*Work required*
Gather each line in the entries that includes the string "likes".

*Provided data*

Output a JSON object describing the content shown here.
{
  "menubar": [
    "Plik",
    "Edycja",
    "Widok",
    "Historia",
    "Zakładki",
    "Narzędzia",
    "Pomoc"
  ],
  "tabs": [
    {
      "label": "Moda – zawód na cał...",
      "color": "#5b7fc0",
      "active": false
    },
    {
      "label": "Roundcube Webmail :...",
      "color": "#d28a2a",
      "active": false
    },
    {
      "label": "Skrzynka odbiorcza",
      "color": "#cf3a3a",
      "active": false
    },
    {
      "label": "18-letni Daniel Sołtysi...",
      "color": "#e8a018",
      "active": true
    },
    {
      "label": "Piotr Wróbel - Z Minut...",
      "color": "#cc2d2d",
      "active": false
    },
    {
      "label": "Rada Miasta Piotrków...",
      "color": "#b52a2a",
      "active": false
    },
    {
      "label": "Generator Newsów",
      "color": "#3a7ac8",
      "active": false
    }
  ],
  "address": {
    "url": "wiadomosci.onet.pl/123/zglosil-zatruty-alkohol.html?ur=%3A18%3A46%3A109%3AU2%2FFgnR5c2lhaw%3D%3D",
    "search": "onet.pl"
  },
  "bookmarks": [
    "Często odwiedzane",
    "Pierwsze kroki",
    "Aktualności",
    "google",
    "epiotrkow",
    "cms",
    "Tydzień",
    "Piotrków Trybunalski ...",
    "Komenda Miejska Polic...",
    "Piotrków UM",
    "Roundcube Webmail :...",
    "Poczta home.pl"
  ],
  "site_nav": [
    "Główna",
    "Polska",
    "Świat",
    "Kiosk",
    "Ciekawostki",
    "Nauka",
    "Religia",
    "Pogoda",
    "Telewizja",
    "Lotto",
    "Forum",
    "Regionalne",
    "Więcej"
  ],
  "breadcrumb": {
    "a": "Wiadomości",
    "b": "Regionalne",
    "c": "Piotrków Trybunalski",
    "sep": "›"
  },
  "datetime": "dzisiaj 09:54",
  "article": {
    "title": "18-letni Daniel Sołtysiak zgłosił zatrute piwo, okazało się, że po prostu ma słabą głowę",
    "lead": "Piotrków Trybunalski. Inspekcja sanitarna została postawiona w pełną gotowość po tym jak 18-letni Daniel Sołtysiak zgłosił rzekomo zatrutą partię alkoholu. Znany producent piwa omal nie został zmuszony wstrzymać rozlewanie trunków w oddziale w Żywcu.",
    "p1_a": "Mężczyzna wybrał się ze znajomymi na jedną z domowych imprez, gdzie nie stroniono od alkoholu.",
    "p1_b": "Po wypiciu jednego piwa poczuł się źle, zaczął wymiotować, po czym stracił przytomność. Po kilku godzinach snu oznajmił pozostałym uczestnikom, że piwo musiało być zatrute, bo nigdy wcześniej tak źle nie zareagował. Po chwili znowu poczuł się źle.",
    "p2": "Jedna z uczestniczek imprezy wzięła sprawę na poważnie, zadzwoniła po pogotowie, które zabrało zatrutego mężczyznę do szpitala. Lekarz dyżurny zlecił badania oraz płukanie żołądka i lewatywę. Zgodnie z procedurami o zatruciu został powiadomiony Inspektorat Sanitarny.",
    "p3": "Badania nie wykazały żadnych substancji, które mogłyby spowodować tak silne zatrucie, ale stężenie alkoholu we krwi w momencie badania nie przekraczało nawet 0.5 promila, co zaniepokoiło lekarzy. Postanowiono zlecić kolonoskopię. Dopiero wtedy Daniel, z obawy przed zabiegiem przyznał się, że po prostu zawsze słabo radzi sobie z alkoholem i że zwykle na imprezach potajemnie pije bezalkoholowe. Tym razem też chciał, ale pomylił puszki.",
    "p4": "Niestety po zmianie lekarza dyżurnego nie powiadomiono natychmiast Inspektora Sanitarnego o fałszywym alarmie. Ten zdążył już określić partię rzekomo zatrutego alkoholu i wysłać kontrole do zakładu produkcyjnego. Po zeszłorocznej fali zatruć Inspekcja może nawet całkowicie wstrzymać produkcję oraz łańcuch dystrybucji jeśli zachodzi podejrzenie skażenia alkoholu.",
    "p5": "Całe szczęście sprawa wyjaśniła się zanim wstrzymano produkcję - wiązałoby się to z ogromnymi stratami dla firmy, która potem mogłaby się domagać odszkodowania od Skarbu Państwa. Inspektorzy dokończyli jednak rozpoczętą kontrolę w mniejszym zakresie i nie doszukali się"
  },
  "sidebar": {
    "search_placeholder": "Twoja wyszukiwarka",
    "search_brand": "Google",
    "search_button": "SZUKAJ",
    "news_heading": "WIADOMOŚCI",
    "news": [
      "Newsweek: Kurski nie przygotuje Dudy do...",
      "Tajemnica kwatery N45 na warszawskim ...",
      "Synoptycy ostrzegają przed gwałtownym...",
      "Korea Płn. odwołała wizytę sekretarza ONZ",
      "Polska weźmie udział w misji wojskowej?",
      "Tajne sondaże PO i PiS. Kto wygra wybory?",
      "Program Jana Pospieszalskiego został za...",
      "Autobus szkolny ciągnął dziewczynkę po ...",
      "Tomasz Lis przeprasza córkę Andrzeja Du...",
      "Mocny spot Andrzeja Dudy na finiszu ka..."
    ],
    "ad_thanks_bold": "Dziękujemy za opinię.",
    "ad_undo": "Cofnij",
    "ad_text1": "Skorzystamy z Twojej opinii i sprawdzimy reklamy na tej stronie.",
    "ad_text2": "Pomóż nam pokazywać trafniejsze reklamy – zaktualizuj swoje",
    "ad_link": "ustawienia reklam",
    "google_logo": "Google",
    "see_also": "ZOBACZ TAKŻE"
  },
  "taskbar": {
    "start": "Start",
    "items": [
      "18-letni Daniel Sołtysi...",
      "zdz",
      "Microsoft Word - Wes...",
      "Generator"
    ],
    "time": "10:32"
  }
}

...

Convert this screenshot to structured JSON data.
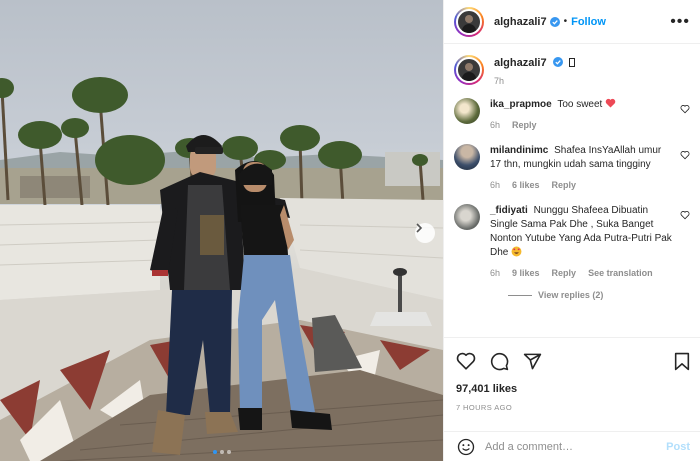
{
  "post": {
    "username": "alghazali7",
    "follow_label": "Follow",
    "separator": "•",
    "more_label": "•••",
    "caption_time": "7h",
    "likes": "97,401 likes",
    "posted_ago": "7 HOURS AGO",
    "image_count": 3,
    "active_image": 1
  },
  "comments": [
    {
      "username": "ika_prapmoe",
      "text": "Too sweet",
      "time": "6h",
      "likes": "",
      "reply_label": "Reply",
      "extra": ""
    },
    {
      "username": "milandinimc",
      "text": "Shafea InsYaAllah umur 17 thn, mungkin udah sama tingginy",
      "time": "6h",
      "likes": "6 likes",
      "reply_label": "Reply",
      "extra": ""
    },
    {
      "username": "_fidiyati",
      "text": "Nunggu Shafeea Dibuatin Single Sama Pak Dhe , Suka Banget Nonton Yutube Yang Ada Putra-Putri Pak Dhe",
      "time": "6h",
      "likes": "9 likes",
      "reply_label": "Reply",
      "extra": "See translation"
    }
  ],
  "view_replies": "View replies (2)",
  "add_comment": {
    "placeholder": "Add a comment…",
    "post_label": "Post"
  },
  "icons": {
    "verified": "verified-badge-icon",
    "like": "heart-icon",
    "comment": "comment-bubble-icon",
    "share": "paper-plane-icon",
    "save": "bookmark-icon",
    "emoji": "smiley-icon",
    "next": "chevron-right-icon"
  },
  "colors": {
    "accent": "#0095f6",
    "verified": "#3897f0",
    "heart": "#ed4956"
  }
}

--

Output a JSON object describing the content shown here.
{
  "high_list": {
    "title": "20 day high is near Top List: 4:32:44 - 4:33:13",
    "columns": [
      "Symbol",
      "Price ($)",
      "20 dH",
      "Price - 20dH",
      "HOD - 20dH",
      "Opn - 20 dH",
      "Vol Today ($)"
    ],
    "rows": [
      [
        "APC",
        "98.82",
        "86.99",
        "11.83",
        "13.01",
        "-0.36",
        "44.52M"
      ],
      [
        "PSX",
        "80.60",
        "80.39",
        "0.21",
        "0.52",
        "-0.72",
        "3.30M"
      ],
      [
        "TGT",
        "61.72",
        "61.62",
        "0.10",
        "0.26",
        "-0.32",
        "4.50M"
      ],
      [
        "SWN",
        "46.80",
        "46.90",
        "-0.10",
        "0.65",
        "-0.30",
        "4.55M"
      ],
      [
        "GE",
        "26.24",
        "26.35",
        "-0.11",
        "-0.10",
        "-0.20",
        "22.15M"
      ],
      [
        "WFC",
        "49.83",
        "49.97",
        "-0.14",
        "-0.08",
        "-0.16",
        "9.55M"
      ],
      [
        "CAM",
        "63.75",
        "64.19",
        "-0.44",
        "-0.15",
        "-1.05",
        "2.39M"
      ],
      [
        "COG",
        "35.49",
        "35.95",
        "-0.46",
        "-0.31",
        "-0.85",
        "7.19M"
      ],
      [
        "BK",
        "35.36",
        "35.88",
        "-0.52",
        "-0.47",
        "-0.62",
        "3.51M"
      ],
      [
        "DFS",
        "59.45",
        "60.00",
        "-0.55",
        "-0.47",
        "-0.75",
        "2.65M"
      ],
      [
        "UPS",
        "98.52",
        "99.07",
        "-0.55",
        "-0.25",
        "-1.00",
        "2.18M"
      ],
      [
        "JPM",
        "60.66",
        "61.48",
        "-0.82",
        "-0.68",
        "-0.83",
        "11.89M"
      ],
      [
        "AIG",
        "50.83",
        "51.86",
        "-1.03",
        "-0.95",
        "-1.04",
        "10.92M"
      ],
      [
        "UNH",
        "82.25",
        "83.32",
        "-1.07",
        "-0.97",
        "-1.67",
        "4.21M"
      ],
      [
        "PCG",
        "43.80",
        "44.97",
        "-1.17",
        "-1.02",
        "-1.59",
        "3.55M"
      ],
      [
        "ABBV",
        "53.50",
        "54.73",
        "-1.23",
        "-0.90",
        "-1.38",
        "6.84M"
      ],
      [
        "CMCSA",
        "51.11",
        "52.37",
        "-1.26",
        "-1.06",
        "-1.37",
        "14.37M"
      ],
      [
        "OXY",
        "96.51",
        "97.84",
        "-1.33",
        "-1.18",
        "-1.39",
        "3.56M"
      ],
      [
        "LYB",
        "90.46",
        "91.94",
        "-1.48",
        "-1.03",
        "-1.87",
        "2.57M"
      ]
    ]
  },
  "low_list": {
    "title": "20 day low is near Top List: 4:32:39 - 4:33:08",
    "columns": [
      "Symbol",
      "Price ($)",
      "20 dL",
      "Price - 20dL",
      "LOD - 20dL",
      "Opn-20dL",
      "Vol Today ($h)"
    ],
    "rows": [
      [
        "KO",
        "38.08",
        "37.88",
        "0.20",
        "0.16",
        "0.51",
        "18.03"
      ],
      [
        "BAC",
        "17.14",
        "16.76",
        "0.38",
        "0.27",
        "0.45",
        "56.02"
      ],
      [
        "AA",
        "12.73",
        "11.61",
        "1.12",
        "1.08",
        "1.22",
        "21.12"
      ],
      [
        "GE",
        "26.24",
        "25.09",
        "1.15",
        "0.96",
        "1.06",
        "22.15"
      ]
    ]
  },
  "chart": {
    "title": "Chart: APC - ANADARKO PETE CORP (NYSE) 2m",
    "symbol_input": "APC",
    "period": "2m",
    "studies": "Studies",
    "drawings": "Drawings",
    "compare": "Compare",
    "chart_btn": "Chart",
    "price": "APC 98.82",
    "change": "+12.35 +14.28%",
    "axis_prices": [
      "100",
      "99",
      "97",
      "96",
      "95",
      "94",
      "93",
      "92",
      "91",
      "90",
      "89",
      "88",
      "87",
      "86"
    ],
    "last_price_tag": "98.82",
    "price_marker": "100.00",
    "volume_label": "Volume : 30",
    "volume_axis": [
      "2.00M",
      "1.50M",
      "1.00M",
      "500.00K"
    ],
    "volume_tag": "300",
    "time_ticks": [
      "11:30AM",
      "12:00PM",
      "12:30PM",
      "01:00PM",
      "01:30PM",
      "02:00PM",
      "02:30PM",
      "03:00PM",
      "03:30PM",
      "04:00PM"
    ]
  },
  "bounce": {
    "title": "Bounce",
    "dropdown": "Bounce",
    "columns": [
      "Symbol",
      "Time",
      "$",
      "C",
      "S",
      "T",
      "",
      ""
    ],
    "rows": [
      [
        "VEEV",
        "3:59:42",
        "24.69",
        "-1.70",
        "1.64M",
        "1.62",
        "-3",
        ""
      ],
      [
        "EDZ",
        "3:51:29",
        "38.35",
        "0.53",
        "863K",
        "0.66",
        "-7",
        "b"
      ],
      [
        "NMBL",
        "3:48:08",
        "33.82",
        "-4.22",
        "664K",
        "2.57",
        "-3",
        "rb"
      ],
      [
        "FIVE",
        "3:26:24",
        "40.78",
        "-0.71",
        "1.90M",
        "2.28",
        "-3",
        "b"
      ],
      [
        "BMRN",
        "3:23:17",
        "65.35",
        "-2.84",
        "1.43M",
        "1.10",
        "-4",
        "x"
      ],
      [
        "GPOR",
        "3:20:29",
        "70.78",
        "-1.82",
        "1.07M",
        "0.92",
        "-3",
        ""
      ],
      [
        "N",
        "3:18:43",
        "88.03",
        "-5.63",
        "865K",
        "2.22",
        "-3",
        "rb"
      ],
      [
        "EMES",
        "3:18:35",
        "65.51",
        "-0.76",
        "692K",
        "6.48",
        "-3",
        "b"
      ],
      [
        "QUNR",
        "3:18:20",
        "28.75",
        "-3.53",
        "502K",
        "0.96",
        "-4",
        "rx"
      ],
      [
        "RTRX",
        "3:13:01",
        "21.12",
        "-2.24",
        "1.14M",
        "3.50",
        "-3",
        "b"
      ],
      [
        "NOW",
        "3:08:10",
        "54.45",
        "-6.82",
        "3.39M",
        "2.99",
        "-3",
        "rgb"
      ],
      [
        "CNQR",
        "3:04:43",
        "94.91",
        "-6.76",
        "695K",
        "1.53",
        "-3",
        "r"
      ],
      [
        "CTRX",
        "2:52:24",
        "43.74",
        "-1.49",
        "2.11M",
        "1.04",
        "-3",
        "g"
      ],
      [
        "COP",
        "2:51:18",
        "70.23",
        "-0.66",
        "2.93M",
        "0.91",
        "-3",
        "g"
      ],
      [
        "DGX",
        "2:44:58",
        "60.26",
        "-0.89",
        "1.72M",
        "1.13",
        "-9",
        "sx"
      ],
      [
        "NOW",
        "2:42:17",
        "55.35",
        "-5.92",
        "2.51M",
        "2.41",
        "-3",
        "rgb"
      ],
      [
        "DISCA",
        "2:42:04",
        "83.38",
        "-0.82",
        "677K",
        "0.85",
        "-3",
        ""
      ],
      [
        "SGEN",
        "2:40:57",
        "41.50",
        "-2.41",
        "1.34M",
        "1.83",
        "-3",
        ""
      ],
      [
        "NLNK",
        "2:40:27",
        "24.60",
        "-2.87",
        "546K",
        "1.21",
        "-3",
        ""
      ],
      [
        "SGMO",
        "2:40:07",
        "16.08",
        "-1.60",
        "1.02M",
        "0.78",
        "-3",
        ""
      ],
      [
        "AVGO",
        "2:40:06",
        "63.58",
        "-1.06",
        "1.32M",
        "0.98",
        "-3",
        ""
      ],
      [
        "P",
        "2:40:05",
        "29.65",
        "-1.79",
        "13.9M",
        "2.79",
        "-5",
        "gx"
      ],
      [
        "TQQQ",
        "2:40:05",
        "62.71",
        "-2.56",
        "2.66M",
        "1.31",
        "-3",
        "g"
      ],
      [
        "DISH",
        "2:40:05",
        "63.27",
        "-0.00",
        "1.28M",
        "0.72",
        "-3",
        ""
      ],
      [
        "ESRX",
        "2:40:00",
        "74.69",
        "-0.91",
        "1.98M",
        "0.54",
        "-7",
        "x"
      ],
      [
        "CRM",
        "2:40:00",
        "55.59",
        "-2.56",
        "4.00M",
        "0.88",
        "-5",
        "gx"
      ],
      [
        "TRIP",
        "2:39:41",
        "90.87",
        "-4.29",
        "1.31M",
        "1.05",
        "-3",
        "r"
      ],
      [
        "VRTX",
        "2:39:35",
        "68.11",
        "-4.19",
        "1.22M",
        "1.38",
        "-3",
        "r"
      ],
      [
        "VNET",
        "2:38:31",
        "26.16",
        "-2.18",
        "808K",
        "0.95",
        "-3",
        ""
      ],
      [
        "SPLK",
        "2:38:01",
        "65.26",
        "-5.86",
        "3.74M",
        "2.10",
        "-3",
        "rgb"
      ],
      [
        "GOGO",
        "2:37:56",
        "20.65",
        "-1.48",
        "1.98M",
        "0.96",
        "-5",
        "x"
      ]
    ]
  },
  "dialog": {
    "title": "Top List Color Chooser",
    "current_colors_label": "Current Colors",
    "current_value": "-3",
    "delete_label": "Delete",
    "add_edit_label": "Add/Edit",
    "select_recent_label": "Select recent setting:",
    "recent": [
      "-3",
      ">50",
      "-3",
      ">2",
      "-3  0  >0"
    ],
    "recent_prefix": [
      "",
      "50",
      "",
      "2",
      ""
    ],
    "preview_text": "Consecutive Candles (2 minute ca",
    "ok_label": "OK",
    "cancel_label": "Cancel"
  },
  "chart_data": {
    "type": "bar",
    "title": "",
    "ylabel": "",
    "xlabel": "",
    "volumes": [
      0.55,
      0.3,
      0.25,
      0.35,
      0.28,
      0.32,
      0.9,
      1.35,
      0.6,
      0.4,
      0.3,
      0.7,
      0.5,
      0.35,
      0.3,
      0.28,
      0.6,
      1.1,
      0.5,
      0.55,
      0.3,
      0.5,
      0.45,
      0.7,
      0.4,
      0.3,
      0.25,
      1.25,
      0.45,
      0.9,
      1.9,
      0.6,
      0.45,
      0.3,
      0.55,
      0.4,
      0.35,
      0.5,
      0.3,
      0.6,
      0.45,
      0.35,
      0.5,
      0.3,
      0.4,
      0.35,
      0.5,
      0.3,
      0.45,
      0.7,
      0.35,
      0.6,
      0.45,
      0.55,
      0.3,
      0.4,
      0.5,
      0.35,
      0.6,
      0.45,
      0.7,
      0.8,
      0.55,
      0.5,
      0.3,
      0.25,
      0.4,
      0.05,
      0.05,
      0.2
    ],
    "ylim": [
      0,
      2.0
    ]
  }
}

*Response*
    "likes": "97,401 likes",
      "likes": "",
      "likes": "6 likes",
      "likes": "9 likes",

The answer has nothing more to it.